→ **Text under study**
=== Begin Enclosure ===

Awards and highlights
- XFL passer rating leader (2020); 2× consensus Mid-Major champion (2005, 2006); 2× PFL Offensive Player of the Year (2005, 2006); 3× First-team All-PFL (2005–2007); 3× I-AA All-American (2005–2007);

Career NFL statistics as of 2025
- Passing attempts: 412
- Passing completions: 242
- Completion percentage: 58.7%
- TD–INT: 14–18
- Passing yards: 2,669
- Passer rating: 71.1
- Rushing yards: 481
- Rushing touchdowns: 2
- Stats at Pro Football Reference

= Josh Johnson (quarterback) =

American football quarterback (born 1986)

Joshua Javon Johnson (born May 15, 1986) is an American professional football quarterback for the Cincinnati Bengals of the National Football League (NFL). Johnson has been a member of 14 different NFL teams during his career. He also played in the United Football League (UFL) and XFL.

Johnson played college football for the San Diego Toreros, earning three consecutive I-AA All-American honors between 2005 and 2007 and setting the FCS record for passer rating. He was selected by the Tampa Bay Buccaneers in the fifth round of the 2008 NFL draft. Primarily a backup during his career, Johnson has started games for the Buccaneers, Washington Redskins / Commanders, and Baltimore Ravens, while also seeing playing time with the Cleveland Browns, New York Jets, San Francisco 49ers, and Bengals. His longest stint has been with the Buccaneers, where he spent his first four years, and his tenures with other teams have mostly lasted no longer than one season.

=== End Enclosure ===

→ **Work order 1**
Copy the passage of the Josh Johnson article that opens with the words containing "Joshua Javon Johnson" and closes with "(UFL) and XFL.", substituting "Baltimore Ravens" for "Cincinnati Bengals".
→ **Work order 2**
Translate this sentence from the Josh Johnson article into Spanish: "He was selected by the Tampa Bay Buccaneers in the fifth round of the 2008 NFL draft."
→ **Work order 3**
According to the Josh Johnson article, which team did Johnson play college football for?
The items are unrelated to the Josh Johnson article.

→ **Dataset entries**
=== Begin Enclosure ===

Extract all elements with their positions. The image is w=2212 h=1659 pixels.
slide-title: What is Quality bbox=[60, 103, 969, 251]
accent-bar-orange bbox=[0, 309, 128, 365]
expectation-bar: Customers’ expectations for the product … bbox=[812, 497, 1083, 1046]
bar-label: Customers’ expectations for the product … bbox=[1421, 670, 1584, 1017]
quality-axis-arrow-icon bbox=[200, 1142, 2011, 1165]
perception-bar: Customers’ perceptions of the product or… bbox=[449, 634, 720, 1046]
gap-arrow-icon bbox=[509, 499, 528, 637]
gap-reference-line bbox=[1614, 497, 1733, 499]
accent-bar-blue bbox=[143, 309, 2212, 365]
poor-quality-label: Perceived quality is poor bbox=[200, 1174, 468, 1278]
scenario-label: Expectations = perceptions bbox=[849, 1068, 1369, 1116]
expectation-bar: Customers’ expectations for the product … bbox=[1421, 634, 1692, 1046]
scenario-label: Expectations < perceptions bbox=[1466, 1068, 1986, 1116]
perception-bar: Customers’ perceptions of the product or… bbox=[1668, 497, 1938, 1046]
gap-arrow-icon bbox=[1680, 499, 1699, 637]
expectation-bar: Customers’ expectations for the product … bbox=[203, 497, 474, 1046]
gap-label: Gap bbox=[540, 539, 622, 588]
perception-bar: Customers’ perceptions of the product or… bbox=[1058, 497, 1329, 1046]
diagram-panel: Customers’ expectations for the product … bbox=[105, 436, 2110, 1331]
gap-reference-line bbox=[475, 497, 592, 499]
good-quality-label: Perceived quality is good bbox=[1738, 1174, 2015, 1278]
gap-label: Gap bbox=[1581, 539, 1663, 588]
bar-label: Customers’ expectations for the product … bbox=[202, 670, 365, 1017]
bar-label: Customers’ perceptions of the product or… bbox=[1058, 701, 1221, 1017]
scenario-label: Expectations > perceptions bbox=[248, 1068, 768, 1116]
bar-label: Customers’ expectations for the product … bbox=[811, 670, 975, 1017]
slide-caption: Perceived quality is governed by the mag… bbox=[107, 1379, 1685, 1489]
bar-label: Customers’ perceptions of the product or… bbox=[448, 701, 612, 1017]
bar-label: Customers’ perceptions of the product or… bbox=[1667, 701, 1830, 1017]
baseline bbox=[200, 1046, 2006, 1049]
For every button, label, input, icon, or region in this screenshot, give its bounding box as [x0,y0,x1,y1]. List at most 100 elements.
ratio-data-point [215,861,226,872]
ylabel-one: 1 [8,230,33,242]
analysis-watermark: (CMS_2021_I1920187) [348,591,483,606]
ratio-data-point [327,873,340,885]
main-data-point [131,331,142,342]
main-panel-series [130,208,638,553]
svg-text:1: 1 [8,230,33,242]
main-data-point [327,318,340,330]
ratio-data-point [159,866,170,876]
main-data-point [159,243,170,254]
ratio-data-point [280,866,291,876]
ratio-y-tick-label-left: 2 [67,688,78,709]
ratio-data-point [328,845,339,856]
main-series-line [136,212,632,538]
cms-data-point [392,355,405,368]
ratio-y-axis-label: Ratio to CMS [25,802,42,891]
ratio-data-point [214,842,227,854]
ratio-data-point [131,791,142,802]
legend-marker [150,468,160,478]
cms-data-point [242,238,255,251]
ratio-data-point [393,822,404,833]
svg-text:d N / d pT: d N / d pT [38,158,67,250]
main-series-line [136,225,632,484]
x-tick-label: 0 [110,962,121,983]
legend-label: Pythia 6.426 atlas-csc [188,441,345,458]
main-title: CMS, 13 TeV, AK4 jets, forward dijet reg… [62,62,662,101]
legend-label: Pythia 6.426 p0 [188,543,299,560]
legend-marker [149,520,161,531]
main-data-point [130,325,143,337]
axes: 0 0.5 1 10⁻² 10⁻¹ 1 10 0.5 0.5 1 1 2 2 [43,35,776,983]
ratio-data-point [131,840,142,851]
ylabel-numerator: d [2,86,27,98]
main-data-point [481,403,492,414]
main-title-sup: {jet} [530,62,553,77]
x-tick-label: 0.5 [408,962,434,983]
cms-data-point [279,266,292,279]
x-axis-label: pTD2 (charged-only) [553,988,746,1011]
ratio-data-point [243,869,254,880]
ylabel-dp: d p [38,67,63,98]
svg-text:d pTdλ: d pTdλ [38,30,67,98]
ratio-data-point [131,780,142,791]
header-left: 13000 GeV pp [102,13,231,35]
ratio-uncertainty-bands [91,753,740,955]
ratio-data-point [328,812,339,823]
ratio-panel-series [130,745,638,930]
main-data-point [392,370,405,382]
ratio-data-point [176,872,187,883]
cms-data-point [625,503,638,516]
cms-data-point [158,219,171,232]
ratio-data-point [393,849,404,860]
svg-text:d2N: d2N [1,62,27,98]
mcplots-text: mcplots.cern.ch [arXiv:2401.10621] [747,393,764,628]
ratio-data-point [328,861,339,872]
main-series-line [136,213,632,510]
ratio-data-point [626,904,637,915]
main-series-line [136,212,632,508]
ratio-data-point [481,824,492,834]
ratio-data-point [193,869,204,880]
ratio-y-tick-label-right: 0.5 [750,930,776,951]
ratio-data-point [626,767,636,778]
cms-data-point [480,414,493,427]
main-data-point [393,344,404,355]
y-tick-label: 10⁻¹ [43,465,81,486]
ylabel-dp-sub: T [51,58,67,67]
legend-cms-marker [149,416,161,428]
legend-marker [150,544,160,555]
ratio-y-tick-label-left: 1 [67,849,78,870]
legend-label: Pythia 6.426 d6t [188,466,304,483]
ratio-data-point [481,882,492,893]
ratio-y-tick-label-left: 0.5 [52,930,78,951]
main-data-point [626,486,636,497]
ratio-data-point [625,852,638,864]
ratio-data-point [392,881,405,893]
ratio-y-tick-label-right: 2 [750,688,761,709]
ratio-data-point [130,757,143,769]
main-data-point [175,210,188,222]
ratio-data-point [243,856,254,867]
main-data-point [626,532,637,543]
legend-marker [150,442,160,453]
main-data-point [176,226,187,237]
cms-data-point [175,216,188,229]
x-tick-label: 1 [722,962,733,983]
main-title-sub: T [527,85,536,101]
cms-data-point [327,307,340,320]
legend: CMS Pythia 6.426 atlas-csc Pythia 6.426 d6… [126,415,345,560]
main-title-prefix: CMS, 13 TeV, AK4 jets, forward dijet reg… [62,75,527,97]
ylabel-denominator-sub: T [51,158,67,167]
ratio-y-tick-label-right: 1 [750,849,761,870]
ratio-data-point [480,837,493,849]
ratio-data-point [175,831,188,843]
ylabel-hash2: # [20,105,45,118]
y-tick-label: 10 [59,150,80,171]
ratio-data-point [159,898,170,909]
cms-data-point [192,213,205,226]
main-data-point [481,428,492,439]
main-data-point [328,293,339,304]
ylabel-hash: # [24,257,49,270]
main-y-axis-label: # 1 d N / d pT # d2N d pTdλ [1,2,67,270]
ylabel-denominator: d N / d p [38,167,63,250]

=== End Enclosure ===

→ **Final answer 1**
Joshua Javon Johnson (born May 15, 1986) is an American professional football quarterback for the Baltimore Ravens of the National Football League (NFL). Johnson has been a member of 14 different NFL teams during his career. He also played in the United Football League (UFL) and XFL.

→ **Final answer 2**
Fue seleccionado por los Tampa Bay Buccaneers en la quinta ronda del draft de la NFL de 2008.

→ **Final answer 3**
The San Diego Toreros.